EXERCISE GOAL ▸
Sift the material for lines containing "screenshot", and return them.

Items from a figure collection:
=-=-=

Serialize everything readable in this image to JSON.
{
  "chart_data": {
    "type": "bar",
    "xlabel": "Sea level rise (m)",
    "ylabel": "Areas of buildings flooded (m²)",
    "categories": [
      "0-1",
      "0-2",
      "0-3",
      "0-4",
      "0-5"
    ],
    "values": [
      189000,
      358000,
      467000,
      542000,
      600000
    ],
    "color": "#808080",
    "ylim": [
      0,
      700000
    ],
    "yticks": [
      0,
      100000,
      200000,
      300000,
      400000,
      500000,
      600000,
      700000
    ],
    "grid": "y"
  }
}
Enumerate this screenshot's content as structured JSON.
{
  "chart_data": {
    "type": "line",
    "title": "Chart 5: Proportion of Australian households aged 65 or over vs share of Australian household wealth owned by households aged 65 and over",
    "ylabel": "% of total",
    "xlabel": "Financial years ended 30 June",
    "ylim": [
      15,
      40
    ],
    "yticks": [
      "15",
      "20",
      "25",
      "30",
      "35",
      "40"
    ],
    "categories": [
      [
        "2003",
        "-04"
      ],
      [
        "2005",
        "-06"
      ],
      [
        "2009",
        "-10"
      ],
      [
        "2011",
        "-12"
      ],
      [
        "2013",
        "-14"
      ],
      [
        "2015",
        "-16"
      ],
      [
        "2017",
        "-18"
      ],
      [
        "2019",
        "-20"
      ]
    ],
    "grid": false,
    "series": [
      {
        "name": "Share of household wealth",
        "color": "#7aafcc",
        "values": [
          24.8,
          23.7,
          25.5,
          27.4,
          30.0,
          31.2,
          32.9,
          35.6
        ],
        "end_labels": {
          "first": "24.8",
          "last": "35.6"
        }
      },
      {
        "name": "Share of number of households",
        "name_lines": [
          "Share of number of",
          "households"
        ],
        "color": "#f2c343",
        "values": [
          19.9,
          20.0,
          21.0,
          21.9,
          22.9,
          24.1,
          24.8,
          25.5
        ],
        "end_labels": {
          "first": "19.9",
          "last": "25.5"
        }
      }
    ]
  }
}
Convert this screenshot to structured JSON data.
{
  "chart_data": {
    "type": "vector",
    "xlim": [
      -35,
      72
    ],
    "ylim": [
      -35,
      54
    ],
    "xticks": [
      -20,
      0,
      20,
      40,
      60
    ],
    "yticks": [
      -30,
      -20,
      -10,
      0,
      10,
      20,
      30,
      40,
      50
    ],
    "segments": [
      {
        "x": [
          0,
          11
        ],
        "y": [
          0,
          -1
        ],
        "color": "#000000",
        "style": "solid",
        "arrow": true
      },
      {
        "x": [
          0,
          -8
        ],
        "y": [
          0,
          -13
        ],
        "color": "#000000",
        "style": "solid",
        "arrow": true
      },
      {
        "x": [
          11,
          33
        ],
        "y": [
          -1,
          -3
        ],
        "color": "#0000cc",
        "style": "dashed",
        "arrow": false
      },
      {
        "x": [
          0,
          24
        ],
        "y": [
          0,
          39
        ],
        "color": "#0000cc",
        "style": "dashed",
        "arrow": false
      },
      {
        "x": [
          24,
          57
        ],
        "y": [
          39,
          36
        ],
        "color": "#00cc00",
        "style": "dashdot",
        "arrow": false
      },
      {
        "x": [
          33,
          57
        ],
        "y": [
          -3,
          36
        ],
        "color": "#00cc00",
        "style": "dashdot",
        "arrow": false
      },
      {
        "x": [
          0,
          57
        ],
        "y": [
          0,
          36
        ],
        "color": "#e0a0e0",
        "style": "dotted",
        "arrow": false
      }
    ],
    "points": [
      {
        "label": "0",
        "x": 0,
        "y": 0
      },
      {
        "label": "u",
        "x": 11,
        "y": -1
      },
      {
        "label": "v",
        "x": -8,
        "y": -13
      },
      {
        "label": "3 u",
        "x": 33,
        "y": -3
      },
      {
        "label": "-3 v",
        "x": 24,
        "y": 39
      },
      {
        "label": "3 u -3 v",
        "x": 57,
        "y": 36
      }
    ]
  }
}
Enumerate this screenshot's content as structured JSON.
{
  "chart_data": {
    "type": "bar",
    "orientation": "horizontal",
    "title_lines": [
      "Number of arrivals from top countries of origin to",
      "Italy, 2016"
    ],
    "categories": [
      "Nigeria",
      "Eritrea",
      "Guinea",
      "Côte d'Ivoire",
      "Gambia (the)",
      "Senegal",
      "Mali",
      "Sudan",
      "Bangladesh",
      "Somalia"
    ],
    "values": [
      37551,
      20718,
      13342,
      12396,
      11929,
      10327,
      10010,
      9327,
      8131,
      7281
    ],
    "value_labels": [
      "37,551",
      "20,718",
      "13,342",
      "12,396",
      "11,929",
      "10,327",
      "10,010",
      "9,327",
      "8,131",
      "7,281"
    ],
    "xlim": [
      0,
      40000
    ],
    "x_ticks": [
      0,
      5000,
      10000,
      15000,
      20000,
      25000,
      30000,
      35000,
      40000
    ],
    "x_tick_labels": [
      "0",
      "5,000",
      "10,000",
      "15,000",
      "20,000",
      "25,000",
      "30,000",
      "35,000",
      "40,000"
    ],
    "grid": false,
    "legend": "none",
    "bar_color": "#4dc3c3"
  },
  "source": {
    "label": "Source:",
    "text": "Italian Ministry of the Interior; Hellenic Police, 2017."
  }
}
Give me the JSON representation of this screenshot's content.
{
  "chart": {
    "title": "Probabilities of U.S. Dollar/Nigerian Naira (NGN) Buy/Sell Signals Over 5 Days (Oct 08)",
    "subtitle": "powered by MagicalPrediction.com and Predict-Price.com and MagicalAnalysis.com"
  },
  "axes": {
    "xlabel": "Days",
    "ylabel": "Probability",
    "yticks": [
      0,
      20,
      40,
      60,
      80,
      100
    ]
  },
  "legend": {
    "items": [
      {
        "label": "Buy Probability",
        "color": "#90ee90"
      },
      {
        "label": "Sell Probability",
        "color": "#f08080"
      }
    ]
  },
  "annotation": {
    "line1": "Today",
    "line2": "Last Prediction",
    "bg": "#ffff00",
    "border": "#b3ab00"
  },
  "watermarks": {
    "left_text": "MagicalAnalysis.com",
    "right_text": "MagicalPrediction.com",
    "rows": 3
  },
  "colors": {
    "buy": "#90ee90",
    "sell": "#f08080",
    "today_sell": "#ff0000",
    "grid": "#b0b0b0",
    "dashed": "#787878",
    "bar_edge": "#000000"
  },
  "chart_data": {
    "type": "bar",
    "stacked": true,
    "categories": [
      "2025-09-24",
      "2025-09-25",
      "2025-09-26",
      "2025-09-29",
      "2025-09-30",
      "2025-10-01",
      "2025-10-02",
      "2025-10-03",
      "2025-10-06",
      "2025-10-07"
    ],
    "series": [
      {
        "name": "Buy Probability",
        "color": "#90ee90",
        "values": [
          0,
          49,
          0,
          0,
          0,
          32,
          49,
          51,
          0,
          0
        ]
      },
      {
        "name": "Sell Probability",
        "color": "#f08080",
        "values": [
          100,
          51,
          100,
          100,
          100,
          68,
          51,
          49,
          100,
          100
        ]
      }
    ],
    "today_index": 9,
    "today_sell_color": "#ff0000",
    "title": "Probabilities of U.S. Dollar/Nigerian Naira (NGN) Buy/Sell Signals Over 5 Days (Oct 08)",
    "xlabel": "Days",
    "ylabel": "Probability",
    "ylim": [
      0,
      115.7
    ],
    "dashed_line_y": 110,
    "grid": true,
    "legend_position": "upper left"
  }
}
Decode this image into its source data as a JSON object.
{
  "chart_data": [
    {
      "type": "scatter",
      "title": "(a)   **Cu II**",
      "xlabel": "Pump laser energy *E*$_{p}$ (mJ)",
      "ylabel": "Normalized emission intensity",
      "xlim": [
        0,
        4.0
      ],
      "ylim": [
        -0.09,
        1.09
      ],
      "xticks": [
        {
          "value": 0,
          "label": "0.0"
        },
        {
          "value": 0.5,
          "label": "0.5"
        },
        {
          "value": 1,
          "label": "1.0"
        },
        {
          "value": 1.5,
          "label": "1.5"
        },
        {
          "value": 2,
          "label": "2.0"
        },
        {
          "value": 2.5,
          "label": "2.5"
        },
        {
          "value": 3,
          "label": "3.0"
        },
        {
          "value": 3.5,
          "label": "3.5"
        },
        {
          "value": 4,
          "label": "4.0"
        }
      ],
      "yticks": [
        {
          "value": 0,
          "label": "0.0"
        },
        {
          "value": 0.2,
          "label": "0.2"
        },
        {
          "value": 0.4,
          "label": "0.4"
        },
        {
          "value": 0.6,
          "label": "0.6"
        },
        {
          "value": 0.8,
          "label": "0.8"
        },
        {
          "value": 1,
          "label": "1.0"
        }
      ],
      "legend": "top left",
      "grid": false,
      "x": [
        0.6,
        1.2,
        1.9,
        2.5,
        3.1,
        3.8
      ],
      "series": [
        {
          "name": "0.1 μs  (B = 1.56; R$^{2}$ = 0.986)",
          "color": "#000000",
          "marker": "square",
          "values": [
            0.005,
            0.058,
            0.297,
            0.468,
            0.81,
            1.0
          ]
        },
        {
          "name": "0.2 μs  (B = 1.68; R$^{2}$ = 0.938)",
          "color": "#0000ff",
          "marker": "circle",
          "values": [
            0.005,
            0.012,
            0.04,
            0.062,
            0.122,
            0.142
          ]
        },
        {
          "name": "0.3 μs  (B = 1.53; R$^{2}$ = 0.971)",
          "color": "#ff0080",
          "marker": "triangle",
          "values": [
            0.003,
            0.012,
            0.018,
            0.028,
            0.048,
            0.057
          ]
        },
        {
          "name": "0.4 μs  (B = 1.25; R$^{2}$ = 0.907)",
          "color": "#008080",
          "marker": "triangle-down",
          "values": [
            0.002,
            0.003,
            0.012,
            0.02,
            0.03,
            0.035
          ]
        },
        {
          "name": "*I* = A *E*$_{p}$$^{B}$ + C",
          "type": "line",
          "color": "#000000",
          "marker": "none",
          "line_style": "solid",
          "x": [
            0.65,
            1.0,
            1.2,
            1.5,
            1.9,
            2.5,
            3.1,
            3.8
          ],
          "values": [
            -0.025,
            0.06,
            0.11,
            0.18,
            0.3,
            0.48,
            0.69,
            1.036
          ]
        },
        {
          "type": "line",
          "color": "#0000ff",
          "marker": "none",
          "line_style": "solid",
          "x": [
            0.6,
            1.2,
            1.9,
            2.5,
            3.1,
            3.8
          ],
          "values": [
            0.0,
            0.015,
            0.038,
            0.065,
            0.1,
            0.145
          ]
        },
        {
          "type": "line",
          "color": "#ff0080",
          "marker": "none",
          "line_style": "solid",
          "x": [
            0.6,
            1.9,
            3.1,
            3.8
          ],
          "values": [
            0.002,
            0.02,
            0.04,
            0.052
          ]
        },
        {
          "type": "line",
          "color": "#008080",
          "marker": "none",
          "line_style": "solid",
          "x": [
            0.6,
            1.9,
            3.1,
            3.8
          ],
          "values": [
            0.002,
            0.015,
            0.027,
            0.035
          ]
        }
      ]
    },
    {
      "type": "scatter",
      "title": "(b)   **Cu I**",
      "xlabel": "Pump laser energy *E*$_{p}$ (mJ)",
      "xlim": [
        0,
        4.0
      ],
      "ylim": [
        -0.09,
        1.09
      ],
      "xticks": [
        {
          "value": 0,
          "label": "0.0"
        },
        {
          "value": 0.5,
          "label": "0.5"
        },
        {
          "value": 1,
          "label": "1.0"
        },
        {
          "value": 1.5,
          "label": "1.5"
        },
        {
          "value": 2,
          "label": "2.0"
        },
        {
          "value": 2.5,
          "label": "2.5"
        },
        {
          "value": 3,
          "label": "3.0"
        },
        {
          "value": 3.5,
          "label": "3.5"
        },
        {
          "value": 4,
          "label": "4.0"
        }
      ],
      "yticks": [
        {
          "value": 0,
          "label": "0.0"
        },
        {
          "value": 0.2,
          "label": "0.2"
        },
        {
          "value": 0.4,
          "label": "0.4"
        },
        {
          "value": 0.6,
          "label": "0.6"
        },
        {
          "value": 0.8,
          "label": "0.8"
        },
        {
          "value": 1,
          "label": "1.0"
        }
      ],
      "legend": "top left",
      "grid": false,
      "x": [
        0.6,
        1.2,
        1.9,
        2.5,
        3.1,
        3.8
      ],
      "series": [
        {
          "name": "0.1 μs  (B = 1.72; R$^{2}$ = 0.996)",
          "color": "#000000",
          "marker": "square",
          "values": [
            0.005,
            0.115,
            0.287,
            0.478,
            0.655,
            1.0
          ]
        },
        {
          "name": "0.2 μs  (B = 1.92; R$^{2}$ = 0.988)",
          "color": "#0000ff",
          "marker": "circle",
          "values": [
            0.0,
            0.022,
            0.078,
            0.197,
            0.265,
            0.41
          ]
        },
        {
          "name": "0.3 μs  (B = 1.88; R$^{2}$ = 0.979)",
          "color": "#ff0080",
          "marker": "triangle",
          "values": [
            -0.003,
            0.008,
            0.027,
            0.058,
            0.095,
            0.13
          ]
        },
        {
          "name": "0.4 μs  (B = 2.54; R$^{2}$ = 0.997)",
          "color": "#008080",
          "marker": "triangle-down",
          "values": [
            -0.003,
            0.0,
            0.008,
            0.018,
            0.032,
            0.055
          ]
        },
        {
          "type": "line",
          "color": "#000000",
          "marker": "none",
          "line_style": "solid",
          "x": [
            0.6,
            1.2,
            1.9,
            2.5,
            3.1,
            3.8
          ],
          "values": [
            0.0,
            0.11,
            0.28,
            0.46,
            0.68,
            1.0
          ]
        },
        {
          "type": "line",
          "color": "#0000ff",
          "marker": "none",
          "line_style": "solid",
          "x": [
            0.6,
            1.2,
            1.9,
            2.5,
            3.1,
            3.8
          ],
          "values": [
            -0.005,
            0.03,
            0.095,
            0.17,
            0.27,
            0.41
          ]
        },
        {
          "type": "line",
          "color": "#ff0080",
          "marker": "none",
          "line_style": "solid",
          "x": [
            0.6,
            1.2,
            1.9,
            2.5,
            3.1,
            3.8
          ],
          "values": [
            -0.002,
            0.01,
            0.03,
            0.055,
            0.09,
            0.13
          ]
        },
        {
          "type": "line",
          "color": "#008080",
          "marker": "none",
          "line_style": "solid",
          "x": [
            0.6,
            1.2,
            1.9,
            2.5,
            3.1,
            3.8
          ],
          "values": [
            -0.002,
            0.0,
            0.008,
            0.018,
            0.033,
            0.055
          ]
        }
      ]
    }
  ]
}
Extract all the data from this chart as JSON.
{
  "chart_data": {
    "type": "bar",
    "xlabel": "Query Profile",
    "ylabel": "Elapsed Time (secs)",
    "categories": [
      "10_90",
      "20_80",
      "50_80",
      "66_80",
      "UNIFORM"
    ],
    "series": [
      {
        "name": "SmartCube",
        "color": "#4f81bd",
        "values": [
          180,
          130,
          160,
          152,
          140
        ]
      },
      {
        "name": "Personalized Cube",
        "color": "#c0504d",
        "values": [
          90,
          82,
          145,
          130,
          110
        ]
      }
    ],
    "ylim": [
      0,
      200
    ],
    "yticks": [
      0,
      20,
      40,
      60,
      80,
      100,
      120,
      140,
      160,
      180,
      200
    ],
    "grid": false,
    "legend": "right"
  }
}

=-=-=

EXERCISE RESPONSE ▸
Enumerate this screenshot's content as structured JSON.
Convert this screenshot to structured JSON data.
Enumerate this screenshot's content as structured JSON.
Give me the JSON representation of this screenshot's content.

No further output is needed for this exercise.